╭──

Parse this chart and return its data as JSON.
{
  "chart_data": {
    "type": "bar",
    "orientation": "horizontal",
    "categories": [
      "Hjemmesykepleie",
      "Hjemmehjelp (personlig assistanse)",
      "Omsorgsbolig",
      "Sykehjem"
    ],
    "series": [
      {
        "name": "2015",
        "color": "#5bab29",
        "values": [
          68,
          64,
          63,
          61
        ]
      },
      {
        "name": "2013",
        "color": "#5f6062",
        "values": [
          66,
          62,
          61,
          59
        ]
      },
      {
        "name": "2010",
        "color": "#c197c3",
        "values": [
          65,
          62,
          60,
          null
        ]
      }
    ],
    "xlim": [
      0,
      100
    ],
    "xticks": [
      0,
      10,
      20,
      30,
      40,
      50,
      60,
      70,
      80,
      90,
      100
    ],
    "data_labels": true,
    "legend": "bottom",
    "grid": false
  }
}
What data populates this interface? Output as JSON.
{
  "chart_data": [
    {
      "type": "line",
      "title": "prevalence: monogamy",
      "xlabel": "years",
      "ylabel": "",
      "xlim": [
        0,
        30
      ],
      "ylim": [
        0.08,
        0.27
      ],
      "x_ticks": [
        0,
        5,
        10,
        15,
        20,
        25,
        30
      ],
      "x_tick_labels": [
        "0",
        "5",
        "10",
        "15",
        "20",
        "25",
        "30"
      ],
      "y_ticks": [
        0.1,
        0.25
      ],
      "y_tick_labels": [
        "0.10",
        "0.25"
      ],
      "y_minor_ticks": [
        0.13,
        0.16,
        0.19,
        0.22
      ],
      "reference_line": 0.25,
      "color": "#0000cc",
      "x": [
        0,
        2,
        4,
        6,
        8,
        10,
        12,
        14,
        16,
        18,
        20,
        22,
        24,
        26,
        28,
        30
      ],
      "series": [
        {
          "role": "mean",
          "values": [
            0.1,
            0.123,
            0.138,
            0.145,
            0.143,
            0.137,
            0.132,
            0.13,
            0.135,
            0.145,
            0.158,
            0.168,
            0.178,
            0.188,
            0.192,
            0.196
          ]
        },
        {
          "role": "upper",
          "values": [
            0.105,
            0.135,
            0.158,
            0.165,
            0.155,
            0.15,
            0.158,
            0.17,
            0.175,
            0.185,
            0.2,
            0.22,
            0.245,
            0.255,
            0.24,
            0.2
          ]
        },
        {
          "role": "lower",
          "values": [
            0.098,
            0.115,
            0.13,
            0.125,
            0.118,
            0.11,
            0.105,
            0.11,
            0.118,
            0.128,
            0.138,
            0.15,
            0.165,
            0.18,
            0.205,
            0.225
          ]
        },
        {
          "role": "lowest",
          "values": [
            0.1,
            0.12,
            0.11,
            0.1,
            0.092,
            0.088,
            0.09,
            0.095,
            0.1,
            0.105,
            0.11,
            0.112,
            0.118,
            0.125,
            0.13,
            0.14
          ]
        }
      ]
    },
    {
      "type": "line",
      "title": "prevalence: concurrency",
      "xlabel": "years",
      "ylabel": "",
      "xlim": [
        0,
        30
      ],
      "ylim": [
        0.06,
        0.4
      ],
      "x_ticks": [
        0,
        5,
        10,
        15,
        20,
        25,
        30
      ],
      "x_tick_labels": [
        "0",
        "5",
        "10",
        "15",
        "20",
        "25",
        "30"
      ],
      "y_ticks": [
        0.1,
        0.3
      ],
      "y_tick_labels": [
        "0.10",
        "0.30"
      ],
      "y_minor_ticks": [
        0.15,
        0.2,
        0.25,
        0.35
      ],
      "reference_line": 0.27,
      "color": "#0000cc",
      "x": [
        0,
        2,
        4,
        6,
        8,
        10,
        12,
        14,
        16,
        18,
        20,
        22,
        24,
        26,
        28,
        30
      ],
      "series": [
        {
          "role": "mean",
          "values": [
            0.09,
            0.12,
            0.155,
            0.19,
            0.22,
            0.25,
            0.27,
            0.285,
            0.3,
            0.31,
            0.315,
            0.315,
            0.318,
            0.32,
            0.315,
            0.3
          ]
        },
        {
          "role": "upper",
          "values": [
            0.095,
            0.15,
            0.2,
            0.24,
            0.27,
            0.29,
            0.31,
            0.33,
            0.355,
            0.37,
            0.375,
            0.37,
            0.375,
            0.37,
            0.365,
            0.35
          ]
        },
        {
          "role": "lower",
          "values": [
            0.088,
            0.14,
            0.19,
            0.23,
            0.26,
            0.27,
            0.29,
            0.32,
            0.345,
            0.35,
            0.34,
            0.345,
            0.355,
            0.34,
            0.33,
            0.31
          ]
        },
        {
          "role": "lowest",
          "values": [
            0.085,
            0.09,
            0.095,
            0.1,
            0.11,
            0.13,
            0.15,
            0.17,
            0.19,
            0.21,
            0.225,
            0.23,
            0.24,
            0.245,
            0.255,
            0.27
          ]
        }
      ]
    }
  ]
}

╰──

*The exercise*.
Reproduce each line verbatim.

*Output of the task*.
Parse this chart and return its data as JSON.
{
  "chart_data": {
    "type": "bar",
    "orientation": "horizontal",
    "categories": [
      "Hjemmesykepleie",
      "Hjemmehjelp (personlig assistanse)",
      "Omsorgsbolig",
      "Sykehjem"
    ],
    "series": [
      {
        "name": "2015",
        "color": "#5bab29",
        "values": [
          68,
          64,
          63,
          61
        ]
      },
      {
        "name": "2013",
        "color": "#5f6062",
        "values": [
          66,
          62,
          61,
          59
        ]
      },
      {
        "name": "2010",
        "color": "#c197c3",
        "values": [
          65,
          62,
          60,
          null
        ]
      }
    ],
    "xlim": [
      0,
      100
    ],
    "xticks": [
      0,
      10,
      20,
      30,
      40,
      50,
      60,
      70,
      80,
      90,
      100
    ],
    "data_labels": true,
    "legend": "bottom",
    "grid": false
  }
}
What data populates this interface? Output as JSON.
{
  "chart_data": [
    {
      "type": "line",
      "title": "prevalence: monogamy",
      "xlabel": "years",
      "ylabel": "",
      "xlim": [
        0,
        30
      ],
      "ylim": [
        0.08,
        0.27
      ],
      "x_ticks": [
        0,
        5,
        10,
        15,
        20,
        25,
        30
      ],
      "x_tick_labels": [
        "0",
        "5",
        "10",
        "15",
        "20",
        "25",
        "30"
      ],
      "y_ticks": [
        0.1,
        0.25
      ],
      "y_tick_labels": [
        "0.10",
        "0.25"
      ],
      "y_minor_ticks": [
        0.13,
        0.16,
        0.19,
        0.22
      ],
      "reference_line": 0.25,
      "color": "#0000cc",
      "x": [
        0,
        2,
        4,
        6,
        8,
        10,
        12,
        14,
        16,
        18,
        20,
        22,
        24,
        26,
        28,
        30
      ],
      "series": [
        {
          "role": "mean",
          "values": [
            0.1,
            0.123,
            0.138,
            0.145,
            0.143,
            0.137,
            0.132,
            0.13,
            0.135,
            0.145,
            0.158,
            0.168,
            0.178,
            0.188,
            0.192,
            0.196
          ]
        },
        {
          "role": "upper",
          "values": [
            0.105,
            0.135,
            0.158,
            0.165,
            0.155,
            0.15,
            0.158,
            0.17,
            0.175,
            0.185,
            0.2,
            0.22,
            0.245,
            0.255,
            0.24,
            0.2
          ]
        },
        {
          "role": "lower",
          "values": [
            0.098,
            0.115,
            0.13,
            0.125,
            0.118,
            0.11,
            0.105,
            0.11,
            0.118,
            0.128,
            0.138,
            0.15,
            0.165,
            0.18,
            0.205,
            0.225
          ]
        },
        {
          "role": "lowest",
          "values": [
            0.1,
            0.12,
            0.11,
            0.1,
            0.092,
            0.088,
            0.09,
            0.095,
            0.1,
            0.105,
            0.11,
            0.112,
            0.118,
            0.125,
            0.13,
            0.14
          ]
        }
      ]
    },
    {
      "type": "line",
      "title": "prevalence: concurrency",
      "xlabel": "years",
      "ylabel": "",
      "xlim": [
        0,
        30
      ],
      "ylim": [
        0.06,
        0.4
      ],
      "x_ticks": [
        0,
        5,
        10,
        15,
        20,
        25,
        30
      ],
      "x_tick_labels": [
        "0",
        "5",
        "10",
        "15",
        "20",
        "25",
        "30"
      ],
      "y_ticks": [
        0.1,
        0.3
      ],
      "y_tick_labels": [
        "0.10",
        "0.30"
      ],
      "y_minor_ticks": [
        0.15,
        0.2,
        0.25,
        0.35
      ],
      "reference_line": 0.27,
      "color": "#0000cc",
      "x": [
        0,
        2,
        4,
        6,
        8,
        10,
        12,
        14,
        16,
        18,
        20,
        22,
        24,
        26,
        28,
        30
      ],
      "series": [
        {
          "role": "mean",
          "values": [
            0.09,
            0.12,
            0.155,
            0.19,
            0.22,
            0.25,
            0.27,
            0.285,
            0.3,
            0.31,
            0.315,
            0.315,
            0.318,
            0.32,
            0.315,
            0.3
          ]
        },
        {
          "role": "upper",
          "values": [
            0.095,
            0.15,
            0.2,
            0.24,
            0.27,
            0.29,
            0.31,
            0.33,
            0.355,
            0.37,
            0.375,
            0.37,
            0.375,
            0.37,
            0.365,
            0.35
          ]
        },
        {
          "role": "lower",
          "values": [
            0.088,
            0.14,
            0.19,
            0.23,
            0.26,
            0.27,
            0.29,
            0.32,
            0.345,
            0.35,
            0.34,
            0.345,
            0.355,
            0.34,
            0.33,
            0.31
          ]
        },
        {
          "role": "lowest",
          "values": [
            0.085,
            0.09,
            0.095,
            0.1,
            0.11,
            0.13,
            0.15,
            0.17,
            0.19,
            0.21,
            0.225,
            0.23,
            0.24,
            0.245,
            0.255,
            0.27
          ]
        }
      ]
    }
  ]
}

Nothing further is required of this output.